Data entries
──────

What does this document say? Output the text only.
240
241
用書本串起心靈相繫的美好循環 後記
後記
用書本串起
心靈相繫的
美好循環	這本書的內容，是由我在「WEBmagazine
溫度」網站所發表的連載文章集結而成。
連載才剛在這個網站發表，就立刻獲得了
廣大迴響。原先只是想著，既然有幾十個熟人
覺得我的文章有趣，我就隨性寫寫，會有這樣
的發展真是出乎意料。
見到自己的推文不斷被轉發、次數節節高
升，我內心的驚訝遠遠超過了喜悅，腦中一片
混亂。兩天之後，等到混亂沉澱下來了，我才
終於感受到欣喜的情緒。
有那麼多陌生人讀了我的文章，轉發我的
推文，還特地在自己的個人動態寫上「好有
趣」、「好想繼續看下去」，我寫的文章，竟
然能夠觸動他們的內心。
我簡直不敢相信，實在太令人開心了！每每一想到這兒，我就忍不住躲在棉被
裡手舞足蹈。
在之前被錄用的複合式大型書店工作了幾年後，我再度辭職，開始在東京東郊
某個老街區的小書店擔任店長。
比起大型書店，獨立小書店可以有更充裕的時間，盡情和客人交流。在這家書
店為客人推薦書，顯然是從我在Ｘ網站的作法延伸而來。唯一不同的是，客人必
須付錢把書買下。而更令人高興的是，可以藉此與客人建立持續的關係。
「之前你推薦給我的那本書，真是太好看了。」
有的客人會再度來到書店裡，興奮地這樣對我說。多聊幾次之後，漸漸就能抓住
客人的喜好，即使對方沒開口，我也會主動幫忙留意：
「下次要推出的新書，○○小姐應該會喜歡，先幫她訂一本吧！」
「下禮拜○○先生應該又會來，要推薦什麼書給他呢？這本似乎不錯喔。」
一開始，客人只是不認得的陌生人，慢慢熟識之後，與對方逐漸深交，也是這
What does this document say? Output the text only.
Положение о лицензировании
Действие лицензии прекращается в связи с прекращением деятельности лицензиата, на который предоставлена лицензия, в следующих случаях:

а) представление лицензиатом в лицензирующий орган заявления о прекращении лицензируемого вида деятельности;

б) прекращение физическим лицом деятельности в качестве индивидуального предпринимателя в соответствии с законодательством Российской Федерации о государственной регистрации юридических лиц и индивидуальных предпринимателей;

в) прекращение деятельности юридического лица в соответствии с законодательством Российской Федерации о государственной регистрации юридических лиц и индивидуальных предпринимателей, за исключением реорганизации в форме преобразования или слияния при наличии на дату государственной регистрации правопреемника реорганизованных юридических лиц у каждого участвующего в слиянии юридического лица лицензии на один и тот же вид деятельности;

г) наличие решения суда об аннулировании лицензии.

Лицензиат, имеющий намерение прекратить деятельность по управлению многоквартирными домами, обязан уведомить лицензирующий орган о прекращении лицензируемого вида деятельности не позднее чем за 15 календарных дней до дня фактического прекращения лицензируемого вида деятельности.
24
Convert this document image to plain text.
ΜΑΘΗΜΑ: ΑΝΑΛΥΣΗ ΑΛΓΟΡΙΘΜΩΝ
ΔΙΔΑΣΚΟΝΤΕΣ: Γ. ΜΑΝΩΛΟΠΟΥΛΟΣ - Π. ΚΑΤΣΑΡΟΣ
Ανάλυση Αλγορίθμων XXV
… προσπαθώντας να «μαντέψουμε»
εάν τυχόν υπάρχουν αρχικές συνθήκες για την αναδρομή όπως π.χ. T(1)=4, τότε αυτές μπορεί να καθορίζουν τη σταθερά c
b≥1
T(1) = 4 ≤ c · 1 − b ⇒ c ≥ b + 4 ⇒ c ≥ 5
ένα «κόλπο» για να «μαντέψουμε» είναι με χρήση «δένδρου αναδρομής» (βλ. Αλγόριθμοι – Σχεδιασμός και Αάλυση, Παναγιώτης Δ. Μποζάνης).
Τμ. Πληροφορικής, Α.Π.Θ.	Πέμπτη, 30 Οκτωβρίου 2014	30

──────

▶ What needs to be done: Quote the listing in full, please, keeping every line exact.

▶ Result of the task:
What does this document say? Output the text only.
240
241
用書本串起心靈相繫的美好循環 後記
後記
用書本串起
心靈相繫的
美好循環	這本書的內容，是由我在「WEBmagazine
溫度」網站所發表的連載文章集結而成。
連載才剛在這個網站發表，就立刻獲得了
廣大迴響。原先只是想著，既然有幾十個熟人
覺得我的文章有趣，我就隨性寫寫，會有這樣
的發展真是出乎意料。
見到自己的推文不斷被轉發、次數節節高
升，我內心的驚訝遠遠超過了喜悅，腦中一片
混亂。兩天之後，等到混亂沉澱下來了，我才
終於感受到欣喜的情緒。
有那麼多陌生人讀了我的文章，轉發我的
推文，還特地在自己的個人動態寫上「好有
趣」、「好想繼續看下去」，我寫的文章，竟
然能夠觸動他們的內心。
我簡直不敢相信，實在太令人開心了！每每一想到這兒，我就忍不住躲在棉被
裡手舞足蹈。
在之前被錄用的複合式大型書店工作了幾年後，我再度辭職，開始在東京東郊
某個老街區的小書店擔任店長。
比起大型書店，獨立小書店可以有更充裕的時間，盡情和客人交流。在這家書
店為客人推薦書，顯然是從我在Ｘ網站的作法延伸而來。唯一不同的是，客人必
須付錢把書買下。而更令人高興的是，可以藉此與客人建立持續的關係。
「之前你推薦給我的那本書，真是太好看了。」
有的客人會再度來到書店裡，興奮地這樣對我說。多聊幾次之後，漸漸就能抓住
客人的喜好，即使對方沒開口，我也會主動幫忙留意：
「下次要推出的新書，○○小姐應該會喜歡，先幫她訂一本吧！」
「下禮拜○○先生應該又會來，要推薦什麼書給他呢？這本似乎不錯喔。」
一開始，客人只是不認得的陌生人，慢慢熟識之後，與對方逐漸深交，也是這
What does this document say? Output the text only.
Положение о лицензировании
Действие лицензии прекращается в связи с прекращением деятельности лицензиата, на который предоставлена лицензия, в следующих случаях:

а) представление лицензиатом в лицензирующий орган заявления о прекращении лицензируемого вида деятельности;

б) прекращение физическим лицом деятельности в качестве индивидуального предпринимателя в соответствии с законодательством Российской Федерации о государственной регистрации юридических лиц и индивидуальных предпринимателей;

в) прекращение деятельности юридического лица в соответствии с законодательством Российской Федерации о государственной регистрации юридических лиц и индивидуальных предпринимателей, за исключением реорганизации в форме преобразования или слияния при наличии на дату государственной регистрации правопреемника реорганизованных юридических лиц у каждого участвующего в слиянии юридического лица лицензии на один и тот же вид деятельности;

г) наличие решения суда об аннулировании лицензии.

Лицензиат, имеющий намерение прекратить деятельность по управлению многоквартирными домами, обязан уведомить лицензирующий орган о прекращении лицензируемого вида деятельности не позднее чем за 15 календарных дней до дня фактического прекращения лицензируемого вида деятельности.
24
Convert this document image to plain text.
ΜΑΘΗΜΑ: ΑΝΑΛΥΣΗ ΑΛΓΟΡΙΘΜΩΝ
ΔΙΔΑΣΚΟΝΤΕΣ: Γ. ΜΑΝΩΛΟΠΟΥΛΟΣ - Π. ΚΑΤΣΑΡΟΣ
Ανάλυση Αλγορίθμων XXV
… προσπαθώντας να «μαντέψουμε»
εάν τυχόν υπάρχουν αρχικές συνθήκες για την αναδρομή όπως π.χ. T(1)=4, τότε αυτές μπορεί να καθορίζουν τη σταθερά c
b≥1
T(1) = 4 ≤ c · 1 − b ⇒ c ≥ b + 4 ⇒ c ≥ 5
ένα «κόλπο» για να «μαντέψουμε» είναι με χρήση «δένδρου αναδρομής» (βλ. Αλγόριθμοι – Σχεδιασμός και Αάλυση, Παναγιώτης Δ. Μποζάνης).
Τμ. Πληροφορικής, Α.Π.Θ.	Πέμπτη, 30 Οκτωβρίου 2014	30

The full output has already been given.